Items listed in a dataset:
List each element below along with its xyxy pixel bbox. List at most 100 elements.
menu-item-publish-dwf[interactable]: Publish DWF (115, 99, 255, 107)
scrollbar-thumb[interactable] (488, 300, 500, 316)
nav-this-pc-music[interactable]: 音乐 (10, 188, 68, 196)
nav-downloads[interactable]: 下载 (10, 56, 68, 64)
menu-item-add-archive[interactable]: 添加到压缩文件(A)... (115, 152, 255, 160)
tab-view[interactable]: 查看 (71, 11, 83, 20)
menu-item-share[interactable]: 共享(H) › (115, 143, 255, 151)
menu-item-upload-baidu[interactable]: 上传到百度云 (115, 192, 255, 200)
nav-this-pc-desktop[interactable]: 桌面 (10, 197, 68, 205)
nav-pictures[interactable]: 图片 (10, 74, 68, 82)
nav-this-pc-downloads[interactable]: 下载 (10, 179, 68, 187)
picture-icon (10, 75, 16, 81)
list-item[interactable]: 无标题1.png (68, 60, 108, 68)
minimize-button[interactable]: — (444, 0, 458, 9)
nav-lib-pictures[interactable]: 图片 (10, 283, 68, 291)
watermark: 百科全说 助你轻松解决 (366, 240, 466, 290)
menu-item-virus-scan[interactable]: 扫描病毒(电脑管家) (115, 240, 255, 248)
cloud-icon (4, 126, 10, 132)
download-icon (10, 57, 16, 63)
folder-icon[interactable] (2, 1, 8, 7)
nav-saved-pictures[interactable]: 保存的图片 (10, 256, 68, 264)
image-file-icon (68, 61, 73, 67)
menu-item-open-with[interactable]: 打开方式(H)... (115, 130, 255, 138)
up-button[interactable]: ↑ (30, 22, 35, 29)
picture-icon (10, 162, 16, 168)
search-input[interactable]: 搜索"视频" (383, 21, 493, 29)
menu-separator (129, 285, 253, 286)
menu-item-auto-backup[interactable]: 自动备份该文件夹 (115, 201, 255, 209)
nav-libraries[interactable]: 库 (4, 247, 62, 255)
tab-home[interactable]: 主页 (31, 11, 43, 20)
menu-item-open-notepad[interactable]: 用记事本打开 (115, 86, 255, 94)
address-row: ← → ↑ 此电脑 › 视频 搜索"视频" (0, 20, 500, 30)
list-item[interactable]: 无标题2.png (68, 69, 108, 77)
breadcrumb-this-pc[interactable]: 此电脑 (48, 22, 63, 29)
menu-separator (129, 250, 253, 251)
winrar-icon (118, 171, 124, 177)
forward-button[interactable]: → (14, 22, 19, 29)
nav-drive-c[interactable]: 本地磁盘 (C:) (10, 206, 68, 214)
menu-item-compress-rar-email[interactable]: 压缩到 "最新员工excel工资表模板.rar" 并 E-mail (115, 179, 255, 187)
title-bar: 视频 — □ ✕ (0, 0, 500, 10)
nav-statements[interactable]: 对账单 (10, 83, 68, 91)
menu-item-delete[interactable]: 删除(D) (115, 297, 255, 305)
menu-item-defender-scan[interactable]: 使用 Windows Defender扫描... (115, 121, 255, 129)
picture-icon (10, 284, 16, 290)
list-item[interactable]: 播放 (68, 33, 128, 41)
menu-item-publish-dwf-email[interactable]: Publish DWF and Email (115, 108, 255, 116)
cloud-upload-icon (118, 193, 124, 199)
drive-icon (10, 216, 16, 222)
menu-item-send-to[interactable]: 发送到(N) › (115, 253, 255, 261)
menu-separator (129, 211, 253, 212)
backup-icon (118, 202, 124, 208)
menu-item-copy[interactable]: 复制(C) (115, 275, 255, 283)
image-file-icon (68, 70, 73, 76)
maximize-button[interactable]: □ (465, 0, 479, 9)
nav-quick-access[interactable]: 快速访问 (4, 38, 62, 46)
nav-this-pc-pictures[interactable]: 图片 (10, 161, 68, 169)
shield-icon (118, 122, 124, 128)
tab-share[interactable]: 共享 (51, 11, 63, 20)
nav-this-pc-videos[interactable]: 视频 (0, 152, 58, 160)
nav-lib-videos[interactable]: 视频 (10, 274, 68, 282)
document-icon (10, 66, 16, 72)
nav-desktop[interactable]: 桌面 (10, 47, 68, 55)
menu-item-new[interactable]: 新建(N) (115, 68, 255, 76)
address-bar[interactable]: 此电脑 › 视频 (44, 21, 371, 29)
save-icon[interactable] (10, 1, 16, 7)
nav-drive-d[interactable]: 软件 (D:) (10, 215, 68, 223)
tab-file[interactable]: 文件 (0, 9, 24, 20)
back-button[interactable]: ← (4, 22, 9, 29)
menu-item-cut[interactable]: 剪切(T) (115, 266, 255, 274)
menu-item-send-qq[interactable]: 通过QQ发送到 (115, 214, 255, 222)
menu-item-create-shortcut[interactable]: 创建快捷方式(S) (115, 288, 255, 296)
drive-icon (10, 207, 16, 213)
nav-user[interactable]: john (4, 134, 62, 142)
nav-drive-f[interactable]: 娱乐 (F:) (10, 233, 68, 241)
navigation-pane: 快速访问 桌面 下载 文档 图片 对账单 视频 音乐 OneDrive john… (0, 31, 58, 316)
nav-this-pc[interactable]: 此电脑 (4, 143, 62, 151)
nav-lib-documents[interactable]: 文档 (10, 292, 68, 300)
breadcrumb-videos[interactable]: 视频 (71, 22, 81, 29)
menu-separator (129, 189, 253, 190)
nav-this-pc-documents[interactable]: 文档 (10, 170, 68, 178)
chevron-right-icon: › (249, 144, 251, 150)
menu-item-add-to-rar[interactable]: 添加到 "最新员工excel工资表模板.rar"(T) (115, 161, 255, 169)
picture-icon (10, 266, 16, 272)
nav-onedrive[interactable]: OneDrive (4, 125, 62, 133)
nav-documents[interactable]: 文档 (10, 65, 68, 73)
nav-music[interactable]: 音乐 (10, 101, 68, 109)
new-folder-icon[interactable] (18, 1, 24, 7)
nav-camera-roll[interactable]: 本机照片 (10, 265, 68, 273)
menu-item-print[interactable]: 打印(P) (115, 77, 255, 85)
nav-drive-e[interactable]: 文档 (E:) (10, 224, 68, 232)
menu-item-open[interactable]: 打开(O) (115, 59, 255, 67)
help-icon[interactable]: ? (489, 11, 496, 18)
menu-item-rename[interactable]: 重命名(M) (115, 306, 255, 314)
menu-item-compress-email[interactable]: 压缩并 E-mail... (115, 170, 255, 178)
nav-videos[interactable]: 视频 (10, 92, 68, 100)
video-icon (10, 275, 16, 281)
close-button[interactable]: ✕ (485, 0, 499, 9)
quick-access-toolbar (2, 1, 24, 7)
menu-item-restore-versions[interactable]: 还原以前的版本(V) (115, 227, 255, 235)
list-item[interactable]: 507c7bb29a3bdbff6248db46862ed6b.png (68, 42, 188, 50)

> **WHAT YOU SHOULD DO**:
How many lines of the entries above include the word "separator"? Reply with the number alone.

> **SOLUTION**:
4